>> Begin RECORDS PROVIDED

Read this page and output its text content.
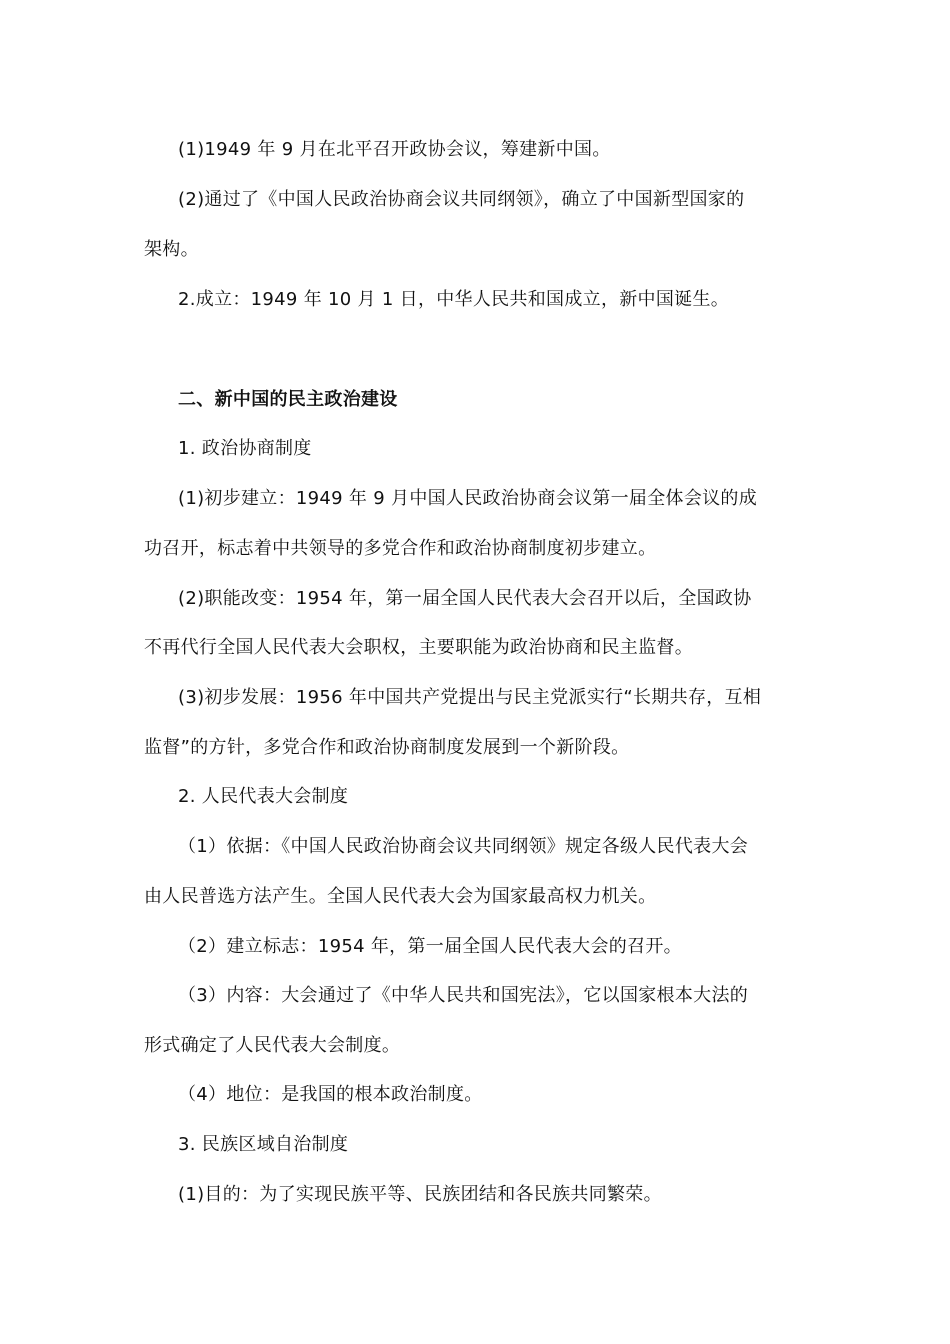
(1)1949 年 9 月在北平召开政协会议，筹建新中国。
(2)通过了《中国人民政治协商会议共同纲领》，确立了中国新型国家的
架构。
2.成立：1949 年 10 月 1 日，中华人民共和国成立，新中国诞生。
二、新中国的民主政治建设
1. 政治协商制度
(1)初步建立：1949 年 9 月中国人民政治协商会议第一届全体会议的成
功召开，标志着中共领导的多党合作和政治协商制度初步建立。
(2)职能改变：1954 年，第一届全国人民代表大会召开以后，全国政协
不再代行全国人民代表大会职权，主要职能为政治协商和民主监督。
(3)初步发展：1956 年中国共产党提出与民主党派实行“长期共存，互相
监督”的方针，多党合作和政治协商制度发展到一个新阶段。
2. 人民代表大会制度
（1）依据：《中国人民政治协商会议共同纲领》规定各级人民代表大会
由人民普选方法产生。全国人民代表大会为国家最高权力机关。
（2）建立标志：1954 年，第一届全国人民代表大会的召开。
（3）内容：大会通过了《中华人民共和国宪法》，它以国家根本大法的
形式确定了人民代表大会制度。
（4）地位：是我国的根本政治制度。
3. 民族区域自治制度
(1)目的：为了实现民族平等、民族团结和各民族共同繁荣。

>> End RECORDS PROVIDED

| TASK REQUIREMENTS |
Of the lines above, how many include the word "中国人民政治协商会议共同纲领"? Reply with the number only.

| RESPONSE TO THIS TASK |
2